**EXERCISE BRIEF**
Print the entries below word for word; the pictures stay out of your copy.

==== PROVIDED DATA ====

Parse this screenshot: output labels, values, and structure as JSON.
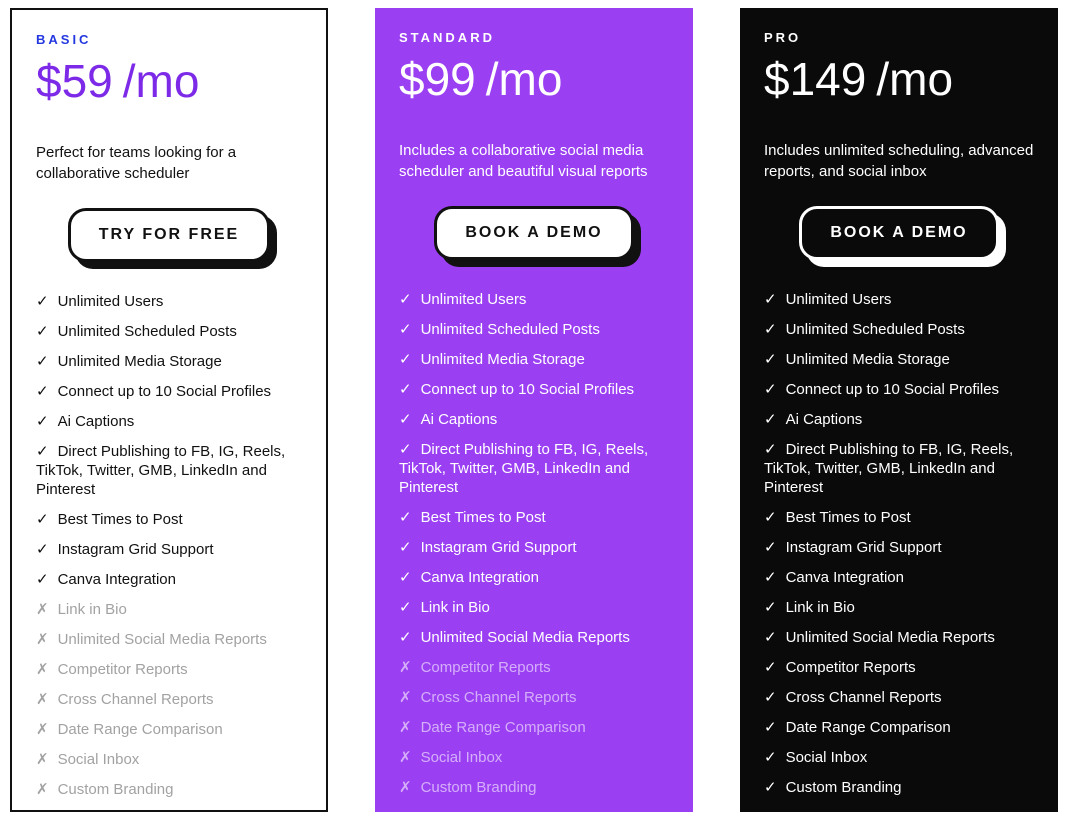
{
  "plans": [
    {
      "id": "basic",
      "label": "BASIC",
      "price": "$59",
      "period": "/mo",
      "description": "Perfect for teams looking for a collaborative scheduler",
      "button_label": "TRY FOR FREE",
      "theme": {
        "bg": "#ffffff",
        "text": "#111111",
        "card_border": "2px solid #111111",
        "label": "#2438E0",
        "price": "#7D2AE8",
        "muted": "#A2A2A2",
        "btn_bg": "#ffffff",
        "btn_text": "#111111",
        "btn_border": "#111111",
        "btn_shadow": "#111111",
        "fw": "400"
      },
      "features": [
        {
          "text": "Unlimited Users",
          "included": true
        },
        {
          "text": "Unlimited Scheduled Posts",
          "included": true
        },
        {
          "text": "Unlimited Media Storage",
          "included": true
        },
        {
          "text": "Connect up to 10 Social Profiles",
          "included": true
        },
        {
          "text": "Ai Captions",
          "included": true
        },
        {
          "text": "Direct Publishing to FB, IG, Reels, TikTok, Twitter, GMB, LinkedIn and Pinterest",
          "included": true
        },
        {
          "text": "Best Times to Post",
          "included": true
        },
        {
          "text": "Instagram Grid Support",
          "included": true
        },
        {
          "text": "Canva Integration",
          "included": true
        },
        {
          "text": "Link in Bio",
          "included": false
        },
        {
          "text": "Unlimited Social Media Reports",
          "included": false
        },
        {
          "text": "Competitor Reports",
          "included": false
        },
        {
          "text": "Cross Channel Reports",
          "included": false
        },
        {
          "text": "Date Range Comparison",
          "included": false
        },
        {
          "text": "Social Inbox",
          "included": false
        },
        {
          "text": "Custom Branding",
          "included": false
        }
      ]
    },
    {
      "id": "standard",
      "label": "STANDARD",
      "price": "$99",
      "period": "/mo",
      "description": "Includes a collaborative social media scheduler and beautiful visual reports",
      "button_label": "BOOK A DEMO",
      "theme": {
        "bg": "#9B3FF2",
        "text": "#ffffff",
        "card_border": "none",
        "label": "#ffffff",
        "price": "#ffffff",
        "muted": "rgba(255,255,255,0.58)",
        "btn_bg": "#ffffff",
        "btn_text": "#111111",
        "btn_border": "#111111",
        "btn_shadow": "#111111",
        "fw": "500"
      },
      "features": [
        {
          "text": "Unlimited Users",
          "included": true
        },
        {
          "text": "Unlimited Scheduled Posts",
          "included": true
        },
        {
          "text": "Unlimited Media Storage",
          "included": true
        },
        {
          "text": "Connect up to 10 Social Profiles",
          "included": true
        },
        {
          "text": "Ai Captions",
          "included": true
        },
        {
          "text": "Direct Publishing to FB, IG, Reels, TikTok, Twitter, GMB, LinkedIn and Pinterest",
          "included": true
        },
        {
          "text": "Best Times to Post",
          "included": true
        },
        {
          "text": "Instagram Grid Support",
          "included": true
        },
        {
          "text": "Canva Integration",
          "included": true
        },
        {
          "text": "Link in Bio",
          "included": true
        },
        {
          "text": "Unlimited Social Media Reports",
          "included": true
        },
        {
          "text": "Competitor Reports",
          "included": false
        },
        {
          "text": "Cross Channel Reports",
          "included": false
        },
        {
          "text": "Date Range Comparison",
          "included": false
        },
        {
          "text": "Social Inbox",
          "included": false
        },
        {
          "text": "Custom Branding",
          "included": false
        }
      ]
    },
    {
      "id": "pro",
      "label": "PRO",
      "price": "$149",
      "period": "/mo",
      "description": "Includes unlimited scheduling, advanced reports, and social inbox",
      "button_label": "BOOK A DEMO",
      "theme": {
        "bg": "#0A0A0A",
        "text": "#ffffff",
        "card_border": "none",
        "label": "#ffffff",
        "price": "#ffffff",
        "muted": "rgba(255,255,255,0.58)",
        "btn_bg": "#0A0A0A",
        "btn_text": "#ffffff",
        "btn_border": "#ffffff",
        "btn_shadow": "#ffffff",
        "fw": "500"
      },
      "features": [
        {
          "text": "Unlimited Users",
          "included": true
        },
        {
          "text": "Unlimited Scheduled Posts",
          "included": true
        },
        {
          "text": "Unlimited Media Storage",
          "included": true
        },
        {
          "text": "Connect up to 10 Social Profiles",
          "included": true
        },
        {
          "text": "Ai Captions",
          "included": true
        },
        {
          "text": "Direct Publishing to FB, IG, Reels, TikTok, Twitter, GMB, LinkedIn and Pinterest",
          "included": true
        },
        {
          "text": "Best Times to Post",
          "included": true
        },
        {
          "text": "Instagram Grid Support",
          "included": true
        },
        {
          "text": "Canva Integration",
          "included": true
        },
        {
          "text": "Link in Bio",
          "included": true
        },
        {
          "text": "Unlimited Social Media Reports",
          "included": true
        },
        {
          "text": "Competitor Reports",
          "included": true
        },
        {
          "text": "Cross Channel Reports",
          "included": true
        },
        {
          "text": "Date Range Comparison",
          "included": true
        },
        {
          "text": "Social Inbox",
          "included": true
        },
        {
          "text": "Custom Branding",
          "included": true
        }
      ]
    }
  ],
  "icons": {
    "check": "✓",
    "cross": "✗"
  }
}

====

**WRITTEN RESPONSE**
Parse this screenshot: output labels, values, and structure as JSON.
{
  "plans": [
    {
      "id": "basic",
      "label": "BASIC",
      "price": "$59",
      "period": "/mo",
      "description": "Perfect for teams looking for a collaborative scheduler",
      "button_label": "TRY FOR FREE",
      "theme": {
        "bg": "#ffffff",
        "text": "#111111",
        "card_border": "2px solid #111111",
        "label": "#2438E0",
        "price": "#7D2AE8",
        "muted": "#A2A2A2",
        "btn_bg": "#ffffff",
        "btn_text": "#111111",
        "btn_border": "#111111",
        "btn_shadow": "#111111",
        "fw": "400"
      },
      "features": [
        {
          "text": "Unlimited Users",
          "included": true
        },
        {
          "text": "Unlimited Scheduled Posts",
          "included": true
        },
        {
          "text": "Unlimited Media Storage",
          "included": true
        },
        {
          "text": "Connect up to 10 Social Profiles",
          "included": true
        },
        {
          "text": "Ai Captions",
          "included": true
        },
        {
          "text": "Direct Publishing to FB, IG, Reels, TikTok, Twitter, GMB, LinkedIn and Pinterest",
          "included": true
        },
        {
          "text": "Best Times to Post",
          "included": true
        },
        {
          "text": "Instagram Grid Support",
          "included": true
        },
        {
          "text": "Canva Integration",
          "included": true
        },
        {
          "text": "Link in Bio",
          "included": false
        },
        {
          "text": "Unlimited Social Media Reports",
          "included": false
        },
        {
          "text": "Competitor Reports",
          "included": false
        },
        {
          "text": "Cross Channel Reports",
          "included": false
        },
        {
          "text": "Date Range Comparison",
          "included": false
        },
        {
          "text": "Social Inbox",
          "included": false
        },
        {
          "text": "Custom Branding",
          "included": false
        }
      ]
    },
    {
      "id": "standard",
      "label": "STANDARD",
      "price": "$99",
      "period": "/mo",
      "description": "Includes a collaborative social media scheduler and beautiful visual reports",
      "button_label": "BOOK A DEMO",
      "theme": {
        "bg": "#9B3FF2",
        "text": "#ffffff",
        "card_border": "none",
        "label": "#ffffff",
        "price": "#ffffff",
        "muted": "rgba(255,255,255,0.58)",
        "btn_bg": "#ffffff",
        "btn_text": "#111111",
        "btn_border": "#111111",
        "btn_shadow": "#111111",
        "fw": "500"
      },
      "features": [
        {
          "text": "Unlimited Users",
          "included": true
        },
        {
          "text": "Unlimited Scheduled Posts",
          "included": true
        },
        {
          "text": "Unlimited Media Storage",
          "included": true
        },
        {
          "text": "Connect up to 10 Social Profiles",
          "included": true
        },
        {
          "text": "Ai Captions",
          "included": true
        },
        {
          "text": "Direct Publishing to FB, IG, Reels, TikTok, Twitter, GMB, LinkedIn and Pinterest",
          "included": true
        },
        {
          "text": "Best Times to Post",
          "included": true
        },
        {
          "text": "Instagram Grid Support",
          "included": true
        },
        {
          "text": "Canva Integration",
          "included": true
        },
        {
          "text": "Link in Bio",
          "included": true
        },
        {
          "text": "Unlimited Social Media Reports",
          "included": true
        },
        {
          "text": "Competitor Reports",
          "included": false
        },
        {
          "text": "Cross Channel Reports",
          "included": false
        },
        {
          "text": "Date Range Comparison",
          "included": false
        },
        {
          "text": "Social Inbox",
          "included": false
        },
        {
          "text": "Custom Branding",
          "included": false
        }
      ]
    },
    {
      "id": "pro",
      "label": "PRO",
      "price": "$149",
      "period": "/mo",
      "description": "Includes unlimited scheduling, advanced reports, and social inbox",
      "button_label": "BOOK A DEMO",
      "theme": {
        "bg": "#0A0A0A",
        "text": "#ffffff",
        "card_border": "none",
        "label": "#ffffff",
        "price": "#ffffff",
        "muted": "rgba(255,255,255,0.58)",
        "btn_bg": "#0A0A0A",
        "btn_text": "#ffffff",
        "btn_border": "#ffffff",
        "btn_shadow": "#ffffff",
        "fw": "500"
      },
      "features": [
        {
          "text": "Unlimited Users",
          "included": true
        },
        {
          "text": "Unlimited Scheduled Posts",
          "included": true
        },
        {
          "text": "Unlimited Media Storage",
          "included": true
        },
        {
          "text": "Connect up to 10 Social Profiles",
          "included": true
        },
        {
          "text": "Ai Captions",
          "included": true
        },
        {
          "text": "Direct Publishing to FB, IG, Reels, TikTok, Twitter, GMB, LinkedIn and Pinterest",
          "included": true
        },
        {
          "text": "Best Times to Post",
          "included": true
        },
        {
          "text": "Instagram Grid Support",
          "included": true
        },
        {
          "text": "Canva Integration",
          "included": true
        },
        {
          "text": "Link in Bio",
          "included": true
        },
        {
          "text": "Unlimited Social Media Reports",
          "included": true
        },
        {
          "text": "Competitor Reports",
          "included": true
        },
        {
          "text": "Cross Channel Reports",
          "included": true
        },
        {
          "text": "Date Range Comparison",
          "included": true
        },
        {
          "text": "Social Inbox",
          "included": true
        },
        {
          "text": "Custom Branding",
          "included": true
        }
      ]
    }
  ],
  "icons": {
    "check": "✓",
    "cross": "✗"
  }
}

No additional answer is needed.